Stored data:

>> START

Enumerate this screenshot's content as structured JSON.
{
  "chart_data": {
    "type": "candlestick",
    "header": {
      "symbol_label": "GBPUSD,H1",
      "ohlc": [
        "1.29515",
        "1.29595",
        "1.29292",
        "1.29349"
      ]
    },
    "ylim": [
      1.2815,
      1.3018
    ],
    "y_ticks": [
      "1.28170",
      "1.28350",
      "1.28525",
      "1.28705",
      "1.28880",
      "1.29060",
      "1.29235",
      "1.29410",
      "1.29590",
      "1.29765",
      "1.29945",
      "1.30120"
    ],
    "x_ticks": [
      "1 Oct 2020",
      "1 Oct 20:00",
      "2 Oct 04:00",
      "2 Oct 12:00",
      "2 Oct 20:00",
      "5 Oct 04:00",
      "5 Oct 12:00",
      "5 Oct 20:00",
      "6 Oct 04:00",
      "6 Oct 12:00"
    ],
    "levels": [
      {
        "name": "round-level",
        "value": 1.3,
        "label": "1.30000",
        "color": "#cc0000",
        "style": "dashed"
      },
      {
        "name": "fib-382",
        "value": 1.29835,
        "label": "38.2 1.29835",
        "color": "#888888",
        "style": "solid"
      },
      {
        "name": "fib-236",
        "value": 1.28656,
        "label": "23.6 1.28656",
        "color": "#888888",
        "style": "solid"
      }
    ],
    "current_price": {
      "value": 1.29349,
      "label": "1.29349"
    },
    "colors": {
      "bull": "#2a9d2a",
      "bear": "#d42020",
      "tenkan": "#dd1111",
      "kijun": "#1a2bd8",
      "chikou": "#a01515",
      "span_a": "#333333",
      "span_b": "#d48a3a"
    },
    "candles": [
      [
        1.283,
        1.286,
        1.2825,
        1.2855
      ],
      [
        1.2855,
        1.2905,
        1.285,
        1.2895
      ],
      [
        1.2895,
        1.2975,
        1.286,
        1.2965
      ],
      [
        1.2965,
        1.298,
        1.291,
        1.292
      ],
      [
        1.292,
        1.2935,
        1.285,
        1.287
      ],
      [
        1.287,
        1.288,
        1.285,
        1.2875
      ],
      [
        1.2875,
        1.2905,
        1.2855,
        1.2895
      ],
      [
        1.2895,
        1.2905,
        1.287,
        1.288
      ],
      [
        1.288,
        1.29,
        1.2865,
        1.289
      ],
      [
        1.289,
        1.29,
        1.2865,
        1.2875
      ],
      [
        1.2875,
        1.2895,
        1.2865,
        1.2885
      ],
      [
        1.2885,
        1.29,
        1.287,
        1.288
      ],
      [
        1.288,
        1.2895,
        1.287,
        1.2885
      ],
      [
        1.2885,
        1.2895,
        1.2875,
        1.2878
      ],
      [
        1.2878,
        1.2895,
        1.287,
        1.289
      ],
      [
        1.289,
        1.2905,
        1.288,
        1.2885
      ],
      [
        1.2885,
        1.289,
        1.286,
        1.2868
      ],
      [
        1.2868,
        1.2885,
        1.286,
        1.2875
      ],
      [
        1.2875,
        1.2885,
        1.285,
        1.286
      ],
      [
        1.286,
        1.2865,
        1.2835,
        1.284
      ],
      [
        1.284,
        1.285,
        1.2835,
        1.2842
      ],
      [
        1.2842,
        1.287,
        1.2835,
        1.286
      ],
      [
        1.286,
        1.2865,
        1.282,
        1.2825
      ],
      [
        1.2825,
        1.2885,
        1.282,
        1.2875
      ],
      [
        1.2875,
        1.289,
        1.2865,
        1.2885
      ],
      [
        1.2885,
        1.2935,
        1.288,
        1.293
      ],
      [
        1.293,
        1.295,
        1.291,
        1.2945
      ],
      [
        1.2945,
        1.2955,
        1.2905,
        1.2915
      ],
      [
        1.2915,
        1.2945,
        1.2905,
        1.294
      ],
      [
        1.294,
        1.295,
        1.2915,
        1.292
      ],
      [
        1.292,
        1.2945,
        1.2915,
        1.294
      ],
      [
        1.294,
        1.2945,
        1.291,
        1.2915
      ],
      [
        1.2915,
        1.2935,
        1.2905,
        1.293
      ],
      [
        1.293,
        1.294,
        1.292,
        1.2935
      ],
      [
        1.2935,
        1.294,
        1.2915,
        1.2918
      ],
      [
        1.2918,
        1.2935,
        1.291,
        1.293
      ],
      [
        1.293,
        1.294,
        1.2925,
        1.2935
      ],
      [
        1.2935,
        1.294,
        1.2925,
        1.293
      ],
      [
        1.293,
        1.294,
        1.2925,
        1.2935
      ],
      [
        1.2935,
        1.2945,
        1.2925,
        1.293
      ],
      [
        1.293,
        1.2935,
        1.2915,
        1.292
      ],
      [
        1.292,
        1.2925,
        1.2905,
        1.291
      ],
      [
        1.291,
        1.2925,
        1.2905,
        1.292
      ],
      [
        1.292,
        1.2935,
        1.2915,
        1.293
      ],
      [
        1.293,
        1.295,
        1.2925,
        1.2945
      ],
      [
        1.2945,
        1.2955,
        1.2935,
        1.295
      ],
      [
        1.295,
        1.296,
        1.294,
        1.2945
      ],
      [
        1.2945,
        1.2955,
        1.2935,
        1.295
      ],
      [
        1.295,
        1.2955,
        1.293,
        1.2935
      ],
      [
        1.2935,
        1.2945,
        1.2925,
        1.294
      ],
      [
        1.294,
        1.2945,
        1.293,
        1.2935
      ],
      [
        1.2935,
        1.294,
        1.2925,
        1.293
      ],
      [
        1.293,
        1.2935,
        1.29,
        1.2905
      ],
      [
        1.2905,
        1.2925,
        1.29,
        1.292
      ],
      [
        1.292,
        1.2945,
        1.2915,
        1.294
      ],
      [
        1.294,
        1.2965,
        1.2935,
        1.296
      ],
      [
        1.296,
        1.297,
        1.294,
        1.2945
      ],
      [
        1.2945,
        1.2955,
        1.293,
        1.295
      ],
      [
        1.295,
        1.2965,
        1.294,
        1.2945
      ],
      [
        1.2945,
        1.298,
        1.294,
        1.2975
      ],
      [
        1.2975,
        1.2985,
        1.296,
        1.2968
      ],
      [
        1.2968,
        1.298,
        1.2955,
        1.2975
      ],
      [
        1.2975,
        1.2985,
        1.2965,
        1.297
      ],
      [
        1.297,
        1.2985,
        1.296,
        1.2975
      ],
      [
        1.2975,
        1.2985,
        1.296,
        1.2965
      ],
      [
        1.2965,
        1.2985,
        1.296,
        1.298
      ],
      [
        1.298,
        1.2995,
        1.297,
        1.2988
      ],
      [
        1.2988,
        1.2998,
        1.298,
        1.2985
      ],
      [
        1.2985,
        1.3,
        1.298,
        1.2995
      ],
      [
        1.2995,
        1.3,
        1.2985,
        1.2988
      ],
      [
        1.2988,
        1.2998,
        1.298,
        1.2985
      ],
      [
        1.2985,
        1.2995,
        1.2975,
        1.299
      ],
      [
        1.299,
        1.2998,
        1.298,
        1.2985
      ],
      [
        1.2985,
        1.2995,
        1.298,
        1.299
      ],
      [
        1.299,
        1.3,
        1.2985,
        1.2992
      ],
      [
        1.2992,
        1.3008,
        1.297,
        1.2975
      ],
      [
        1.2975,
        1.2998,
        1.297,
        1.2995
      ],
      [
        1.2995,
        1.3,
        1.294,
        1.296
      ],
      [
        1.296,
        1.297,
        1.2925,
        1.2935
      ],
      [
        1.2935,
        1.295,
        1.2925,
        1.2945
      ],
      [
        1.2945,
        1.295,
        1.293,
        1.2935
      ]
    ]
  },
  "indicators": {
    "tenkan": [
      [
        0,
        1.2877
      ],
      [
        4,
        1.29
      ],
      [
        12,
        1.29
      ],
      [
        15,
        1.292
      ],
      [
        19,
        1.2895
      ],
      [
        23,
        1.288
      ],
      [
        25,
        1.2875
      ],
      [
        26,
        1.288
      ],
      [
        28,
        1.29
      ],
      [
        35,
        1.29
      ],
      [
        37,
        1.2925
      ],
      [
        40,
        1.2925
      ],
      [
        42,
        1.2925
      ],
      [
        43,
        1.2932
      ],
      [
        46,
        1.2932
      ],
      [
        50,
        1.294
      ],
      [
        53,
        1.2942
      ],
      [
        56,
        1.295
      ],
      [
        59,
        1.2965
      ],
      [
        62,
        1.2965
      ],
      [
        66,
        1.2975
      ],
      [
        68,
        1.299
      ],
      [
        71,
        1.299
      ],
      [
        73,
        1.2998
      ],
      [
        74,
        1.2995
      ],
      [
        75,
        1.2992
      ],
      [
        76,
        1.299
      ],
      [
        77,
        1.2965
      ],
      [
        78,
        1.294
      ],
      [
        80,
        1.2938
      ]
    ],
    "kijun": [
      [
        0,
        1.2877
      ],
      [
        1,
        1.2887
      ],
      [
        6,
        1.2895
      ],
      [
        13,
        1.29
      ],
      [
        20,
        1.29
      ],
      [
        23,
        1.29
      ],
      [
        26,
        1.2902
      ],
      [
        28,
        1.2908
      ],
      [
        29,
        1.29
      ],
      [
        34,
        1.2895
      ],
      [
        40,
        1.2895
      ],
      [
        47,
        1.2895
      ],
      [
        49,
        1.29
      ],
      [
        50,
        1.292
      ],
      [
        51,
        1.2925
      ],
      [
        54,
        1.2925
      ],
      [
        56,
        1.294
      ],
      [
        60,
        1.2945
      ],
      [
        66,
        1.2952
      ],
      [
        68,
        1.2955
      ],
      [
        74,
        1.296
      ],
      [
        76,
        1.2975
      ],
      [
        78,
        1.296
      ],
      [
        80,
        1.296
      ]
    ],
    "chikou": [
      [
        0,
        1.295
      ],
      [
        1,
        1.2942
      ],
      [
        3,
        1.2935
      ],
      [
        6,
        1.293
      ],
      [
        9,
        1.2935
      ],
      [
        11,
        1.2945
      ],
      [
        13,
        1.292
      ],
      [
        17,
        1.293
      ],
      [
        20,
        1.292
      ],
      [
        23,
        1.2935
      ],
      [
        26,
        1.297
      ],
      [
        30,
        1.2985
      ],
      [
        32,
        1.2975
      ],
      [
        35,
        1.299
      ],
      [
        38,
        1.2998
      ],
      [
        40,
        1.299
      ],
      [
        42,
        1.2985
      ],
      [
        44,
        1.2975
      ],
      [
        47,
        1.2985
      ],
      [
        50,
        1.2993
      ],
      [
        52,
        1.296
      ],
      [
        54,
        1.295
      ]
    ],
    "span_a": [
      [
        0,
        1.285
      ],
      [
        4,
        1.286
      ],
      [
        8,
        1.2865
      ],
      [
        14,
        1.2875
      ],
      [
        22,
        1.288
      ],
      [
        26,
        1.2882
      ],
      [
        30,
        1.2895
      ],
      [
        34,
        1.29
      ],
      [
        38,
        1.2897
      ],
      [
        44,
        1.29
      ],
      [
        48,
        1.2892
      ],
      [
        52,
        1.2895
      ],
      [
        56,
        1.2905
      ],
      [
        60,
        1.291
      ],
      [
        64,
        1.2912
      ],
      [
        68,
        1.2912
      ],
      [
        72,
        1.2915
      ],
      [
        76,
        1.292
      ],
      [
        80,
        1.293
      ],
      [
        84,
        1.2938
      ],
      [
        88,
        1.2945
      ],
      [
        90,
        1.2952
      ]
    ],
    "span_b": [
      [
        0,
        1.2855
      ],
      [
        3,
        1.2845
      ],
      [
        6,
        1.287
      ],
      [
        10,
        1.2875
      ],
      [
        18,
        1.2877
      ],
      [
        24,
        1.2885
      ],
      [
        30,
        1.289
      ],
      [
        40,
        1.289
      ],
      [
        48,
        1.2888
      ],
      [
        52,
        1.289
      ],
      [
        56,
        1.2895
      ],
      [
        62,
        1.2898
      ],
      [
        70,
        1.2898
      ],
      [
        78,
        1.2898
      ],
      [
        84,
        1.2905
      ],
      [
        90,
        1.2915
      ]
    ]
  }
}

>> END

In the records above, how many lines hold the string "value"? Reply with only the number.

4